--- START ---

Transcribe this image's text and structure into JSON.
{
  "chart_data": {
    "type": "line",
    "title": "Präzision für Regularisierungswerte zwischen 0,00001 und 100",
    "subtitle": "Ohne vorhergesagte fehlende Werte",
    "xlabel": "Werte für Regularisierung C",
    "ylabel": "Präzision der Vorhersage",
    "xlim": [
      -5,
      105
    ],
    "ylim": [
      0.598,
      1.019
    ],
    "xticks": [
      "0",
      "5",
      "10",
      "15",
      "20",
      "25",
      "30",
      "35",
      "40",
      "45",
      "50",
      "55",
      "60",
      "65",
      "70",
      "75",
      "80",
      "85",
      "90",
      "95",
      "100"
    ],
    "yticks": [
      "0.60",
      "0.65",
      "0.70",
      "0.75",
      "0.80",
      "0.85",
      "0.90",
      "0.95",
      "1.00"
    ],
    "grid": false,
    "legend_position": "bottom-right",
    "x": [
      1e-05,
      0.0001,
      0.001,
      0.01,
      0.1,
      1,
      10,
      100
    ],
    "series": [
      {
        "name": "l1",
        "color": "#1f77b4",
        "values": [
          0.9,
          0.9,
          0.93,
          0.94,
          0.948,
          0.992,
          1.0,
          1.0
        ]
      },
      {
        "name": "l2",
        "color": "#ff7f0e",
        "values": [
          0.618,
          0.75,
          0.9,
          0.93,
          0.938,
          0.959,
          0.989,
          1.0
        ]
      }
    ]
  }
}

--- END ---

§ The request
Write down the full listing again, exactly.

§ Expected output
Transcribe this image's text and structure into JSON.
{
  "chart_data": {
    "type": "line",
    "title": "Präzision für Regularisierungswerte zwischen 0,00001 und 100",
    "subtitle": "Ohne vorhergesagte fehlende Werte",
    "xlabel": "Werte für Regularisierung C",
    "ylabel": "Präzision der Vorhersage",
    "xlim": [
      -5,
      105
    ],
    "ylim": [
      0.598,
      1.019
    ],
    "xticks": [
      "0",
      "5",
      "10",
      "15",
      "20",
      "25",
      "30",
      "35",
      "40",
      "45",
      "50",
      "55",
      "60",
      "65",
      "70",
      "75",
      "80",
      "85",
      "90",
      "95",
      "100"
    ],
    "yticks": [
      "0.60",
      "0.65",
      "0.70",
      "0.75",
      "0.80",
      "0.85",
      "0.90",
      "0.95",
      "1.00"
    ],
    "grid": false,
    "legend_position": "bottom-right",
    "x": [
      1e-05,
      0.0001,
      0.001,
      0.01,
      0.1,
      1,
      10,
      100
    ],
    "series": [
      {
        "name": "l1",
        "color": "#1f77b4",
        "values": [
          0.9,
          0.9,
          0.93,
          0.94,
          0.948,
          0.992,
          1.0,
          1.0
        ]
      },
      {
        "name": "l2",
        "color": "#ff7f0e",
        "values": [
          0.618,
          0.75,
          0.9,
          0.93,
          0.938,
          0.959,
          0.989,
          1.0
        ]
      }
    ]
  }
}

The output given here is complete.